* [Exercise text]:

>>>>

Insurance for Electronic Votes
Published: July 23, 2004
This November, millions of voters will use electronic voting machines of questionable reliability. The election is by now too near for the sort of major overhaul that electronic voting requires. But there is still time for states and localities to protect the integrity of the voting and build public confidence in the results. The public should insist that election officials put these protections in place right away.
There has been extensive documentation of the problems with electronic voting. Several studies have found that it is vulnerable to vote theft and to inadvertent errors that can alter the outcome of an election. These inherent flaws are made worse by the reckless, and possibly illegal, actions of voting machine companies. This spring, California banned 14,000 Diebold voting machines because of allegations of "fraudulent actions" by the manufacturer.
In a well-run election system, electronic voting machines costing millions of dollars would not have been purchased before there were adequate standards for ensuring that they work properly. But given that nearly one-third of voters may be voting electronically this fall, it is fortunate that a number of private groups - including the Brennan Center for Justice at the New York University Law School and the Caltech/M.I.T. Voting Technology Project - have stepped forward with ideas for how election officials can minimize the risks. Kevin Shelley, the California secretary of state and a pioneer in the field, has also issued useful directives, many of which are on his official Web site.

<<<<

* [Records]:
>>>>

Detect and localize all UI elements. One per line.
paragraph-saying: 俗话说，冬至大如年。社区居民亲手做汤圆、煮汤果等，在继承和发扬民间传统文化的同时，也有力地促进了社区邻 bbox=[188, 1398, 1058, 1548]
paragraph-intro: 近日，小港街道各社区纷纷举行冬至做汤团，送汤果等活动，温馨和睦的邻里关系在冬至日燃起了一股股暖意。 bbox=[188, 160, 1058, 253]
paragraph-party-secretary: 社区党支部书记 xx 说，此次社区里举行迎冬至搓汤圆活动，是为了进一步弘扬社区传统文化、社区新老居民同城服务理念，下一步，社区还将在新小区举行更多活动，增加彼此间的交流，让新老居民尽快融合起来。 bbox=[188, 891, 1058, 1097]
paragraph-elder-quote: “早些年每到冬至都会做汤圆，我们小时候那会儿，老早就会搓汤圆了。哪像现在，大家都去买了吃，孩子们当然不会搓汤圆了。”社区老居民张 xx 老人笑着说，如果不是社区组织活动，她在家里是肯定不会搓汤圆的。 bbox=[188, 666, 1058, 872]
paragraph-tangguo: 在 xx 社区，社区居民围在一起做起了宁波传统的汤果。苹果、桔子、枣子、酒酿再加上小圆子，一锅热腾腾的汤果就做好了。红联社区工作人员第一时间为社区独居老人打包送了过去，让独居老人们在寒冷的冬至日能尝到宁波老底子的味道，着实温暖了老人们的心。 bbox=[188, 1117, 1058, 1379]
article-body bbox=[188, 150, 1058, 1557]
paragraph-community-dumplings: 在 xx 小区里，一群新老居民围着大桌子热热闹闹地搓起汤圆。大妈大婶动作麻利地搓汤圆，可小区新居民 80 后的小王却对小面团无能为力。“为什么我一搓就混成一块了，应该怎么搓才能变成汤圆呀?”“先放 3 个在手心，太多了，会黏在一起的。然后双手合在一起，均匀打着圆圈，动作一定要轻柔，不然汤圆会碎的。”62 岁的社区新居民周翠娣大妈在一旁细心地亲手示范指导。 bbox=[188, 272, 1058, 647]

<<<<

* [What needs to be done]:
Decide whether each statement agrees with the text on electronic voting, answering yes or no and quoting the words of the text that settle it. 1. California banned 14,000 Diebold voting machines. 2. There is still enough time before November for a major overhaul of electronic voting. 3. Nearly half of voters may vote electronically this fall.

* [Response area]:
1. Yes: "This spring, California banned 14,000 Diebold voting machines"
2. No: "The election is by now too near for the sort of major overhaul that electronic voting requires."
3. No: "nearly one-third of voters may be voting electronically this fall"